* [What the task asks] Wherever the word "стоимость" appears in the entries, copy the whole line.

* [Records to process]
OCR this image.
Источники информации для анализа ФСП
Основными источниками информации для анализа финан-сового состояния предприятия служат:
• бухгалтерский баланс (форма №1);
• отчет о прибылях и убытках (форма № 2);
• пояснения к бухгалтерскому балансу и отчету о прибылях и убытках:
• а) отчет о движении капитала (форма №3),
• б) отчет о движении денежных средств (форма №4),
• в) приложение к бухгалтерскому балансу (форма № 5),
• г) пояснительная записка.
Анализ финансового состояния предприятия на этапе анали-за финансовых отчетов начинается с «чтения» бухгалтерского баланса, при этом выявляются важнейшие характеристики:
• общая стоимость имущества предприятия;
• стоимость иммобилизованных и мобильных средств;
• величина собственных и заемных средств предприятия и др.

* [Result]
• общая стоимость имущества предприятия;
• стоимость иммобилизованных и мобильных средств;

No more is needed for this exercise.